== Description of the task ==
Copy each line of the records that holds the string "name".

== Material for this exercise ==

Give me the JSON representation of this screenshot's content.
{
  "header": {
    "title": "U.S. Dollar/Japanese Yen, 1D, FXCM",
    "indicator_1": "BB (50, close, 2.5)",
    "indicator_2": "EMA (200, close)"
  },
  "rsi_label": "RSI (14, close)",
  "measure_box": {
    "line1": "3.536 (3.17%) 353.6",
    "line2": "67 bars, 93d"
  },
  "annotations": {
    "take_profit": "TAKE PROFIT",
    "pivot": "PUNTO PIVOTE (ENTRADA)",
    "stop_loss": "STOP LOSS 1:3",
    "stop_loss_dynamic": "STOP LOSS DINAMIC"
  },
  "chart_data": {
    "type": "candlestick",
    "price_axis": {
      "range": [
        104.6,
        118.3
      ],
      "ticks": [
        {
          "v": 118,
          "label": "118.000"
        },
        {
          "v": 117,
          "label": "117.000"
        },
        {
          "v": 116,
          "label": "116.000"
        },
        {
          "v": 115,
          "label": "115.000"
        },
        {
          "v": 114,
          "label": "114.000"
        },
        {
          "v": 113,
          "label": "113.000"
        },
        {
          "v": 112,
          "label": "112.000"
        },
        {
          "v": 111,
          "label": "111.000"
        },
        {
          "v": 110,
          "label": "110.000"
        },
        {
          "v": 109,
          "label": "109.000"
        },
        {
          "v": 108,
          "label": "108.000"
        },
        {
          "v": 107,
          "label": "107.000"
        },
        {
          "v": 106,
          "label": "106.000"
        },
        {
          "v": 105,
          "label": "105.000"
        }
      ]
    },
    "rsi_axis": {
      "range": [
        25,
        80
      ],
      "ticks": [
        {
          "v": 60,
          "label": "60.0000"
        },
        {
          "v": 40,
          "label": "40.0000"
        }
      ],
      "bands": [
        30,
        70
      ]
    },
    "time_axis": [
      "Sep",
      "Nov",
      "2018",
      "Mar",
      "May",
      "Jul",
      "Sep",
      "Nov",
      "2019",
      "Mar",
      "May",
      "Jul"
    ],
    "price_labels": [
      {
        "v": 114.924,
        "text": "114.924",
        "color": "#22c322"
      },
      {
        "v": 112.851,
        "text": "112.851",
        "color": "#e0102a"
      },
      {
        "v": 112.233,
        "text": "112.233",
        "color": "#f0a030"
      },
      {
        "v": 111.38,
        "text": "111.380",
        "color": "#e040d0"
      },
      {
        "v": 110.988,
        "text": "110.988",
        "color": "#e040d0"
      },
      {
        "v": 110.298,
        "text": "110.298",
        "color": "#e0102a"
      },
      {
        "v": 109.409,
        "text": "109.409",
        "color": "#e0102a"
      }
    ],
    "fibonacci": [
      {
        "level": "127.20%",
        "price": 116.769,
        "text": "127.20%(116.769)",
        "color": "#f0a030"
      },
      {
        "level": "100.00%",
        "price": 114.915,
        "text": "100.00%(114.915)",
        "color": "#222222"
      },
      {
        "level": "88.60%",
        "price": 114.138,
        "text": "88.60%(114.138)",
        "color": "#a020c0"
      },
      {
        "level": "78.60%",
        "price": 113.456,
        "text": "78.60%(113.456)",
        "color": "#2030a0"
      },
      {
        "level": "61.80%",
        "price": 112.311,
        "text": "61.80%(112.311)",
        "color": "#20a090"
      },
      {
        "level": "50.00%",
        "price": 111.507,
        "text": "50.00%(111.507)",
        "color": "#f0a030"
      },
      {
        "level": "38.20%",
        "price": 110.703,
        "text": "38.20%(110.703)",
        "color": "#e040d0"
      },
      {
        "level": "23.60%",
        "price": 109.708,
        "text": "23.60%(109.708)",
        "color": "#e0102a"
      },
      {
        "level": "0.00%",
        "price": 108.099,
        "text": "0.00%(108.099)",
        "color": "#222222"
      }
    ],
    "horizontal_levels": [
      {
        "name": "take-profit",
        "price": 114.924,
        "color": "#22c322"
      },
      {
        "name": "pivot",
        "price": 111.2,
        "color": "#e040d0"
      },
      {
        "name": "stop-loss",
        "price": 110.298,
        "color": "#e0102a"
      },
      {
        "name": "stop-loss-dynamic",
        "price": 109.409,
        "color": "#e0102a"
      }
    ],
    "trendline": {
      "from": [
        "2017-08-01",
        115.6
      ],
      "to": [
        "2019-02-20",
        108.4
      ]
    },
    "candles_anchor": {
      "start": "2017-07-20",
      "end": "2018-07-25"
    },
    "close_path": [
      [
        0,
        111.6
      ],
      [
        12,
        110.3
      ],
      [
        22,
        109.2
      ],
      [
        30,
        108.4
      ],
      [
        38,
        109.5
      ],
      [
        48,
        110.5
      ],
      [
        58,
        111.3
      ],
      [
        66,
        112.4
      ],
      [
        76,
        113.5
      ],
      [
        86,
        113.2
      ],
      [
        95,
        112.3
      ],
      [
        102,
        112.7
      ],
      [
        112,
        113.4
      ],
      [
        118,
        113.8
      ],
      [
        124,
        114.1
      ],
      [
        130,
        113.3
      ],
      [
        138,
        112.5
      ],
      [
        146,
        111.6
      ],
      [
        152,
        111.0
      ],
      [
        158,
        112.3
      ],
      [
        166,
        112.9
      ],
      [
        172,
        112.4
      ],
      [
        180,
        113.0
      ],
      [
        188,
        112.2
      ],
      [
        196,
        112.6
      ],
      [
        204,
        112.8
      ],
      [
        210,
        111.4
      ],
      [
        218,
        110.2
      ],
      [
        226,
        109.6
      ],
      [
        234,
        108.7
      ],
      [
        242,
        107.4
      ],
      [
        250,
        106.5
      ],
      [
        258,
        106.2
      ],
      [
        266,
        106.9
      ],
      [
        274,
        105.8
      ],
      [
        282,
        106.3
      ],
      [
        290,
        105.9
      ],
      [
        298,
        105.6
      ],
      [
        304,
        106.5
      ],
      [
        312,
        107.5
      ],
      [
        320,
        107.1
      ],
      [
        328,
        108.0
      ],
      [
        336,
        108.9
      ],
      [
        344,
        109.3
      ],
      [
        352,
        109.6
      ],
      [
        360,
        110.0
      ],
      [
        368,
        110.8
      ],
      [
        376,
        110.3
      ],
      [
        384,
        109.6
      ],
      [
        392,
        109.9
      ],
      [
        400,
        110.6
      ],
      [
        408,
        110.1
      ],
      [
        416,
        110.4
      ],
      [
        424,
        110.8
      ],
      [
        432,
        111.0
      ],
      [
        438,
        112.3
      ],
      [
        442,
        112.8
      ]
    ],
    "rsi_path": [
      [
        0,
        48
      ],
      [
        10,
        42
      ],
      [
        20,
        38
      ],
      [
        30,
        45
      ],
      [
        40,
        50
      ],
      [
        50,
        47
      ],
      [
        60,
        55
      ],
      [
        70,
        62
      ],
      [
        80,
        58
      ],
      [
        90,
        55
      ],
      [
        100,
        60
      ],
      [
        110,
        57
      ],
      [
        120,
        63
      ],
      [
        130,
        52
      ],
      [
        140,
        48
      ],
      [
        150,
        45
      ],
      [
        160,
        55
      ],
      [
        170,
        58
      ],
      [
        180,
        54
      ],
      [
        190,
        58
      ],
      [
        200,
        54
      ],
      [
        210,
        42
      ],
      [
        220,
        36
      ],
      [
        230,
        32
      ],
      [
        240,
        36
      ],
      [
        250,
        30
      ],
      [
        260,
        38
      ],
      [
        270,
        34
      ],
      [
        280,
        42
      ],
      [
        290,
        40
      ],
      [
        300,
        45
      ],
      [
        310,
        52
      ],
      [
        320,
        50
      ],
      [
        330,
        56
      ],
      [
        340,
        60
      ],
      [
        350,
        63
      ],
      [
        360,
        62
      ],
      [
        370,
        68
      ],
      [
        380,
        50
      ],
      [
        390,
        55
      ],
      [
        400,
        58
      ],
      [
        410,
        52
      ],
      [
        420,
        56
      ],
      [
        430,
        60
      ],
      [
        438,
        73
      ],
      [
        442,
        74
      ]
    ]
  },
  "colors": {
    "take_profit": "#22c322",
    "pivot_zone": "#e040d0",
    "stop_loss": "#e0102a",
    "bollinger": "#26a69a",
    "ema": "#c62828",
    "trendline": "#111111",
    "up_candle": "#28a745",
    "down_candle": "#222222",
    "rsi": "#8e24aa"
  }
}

== Exercise solution ==
        "name": "take-profit",
        "name": "pivot",
        "name": "stop-loss",
        "name": "stop-loss-dynamic",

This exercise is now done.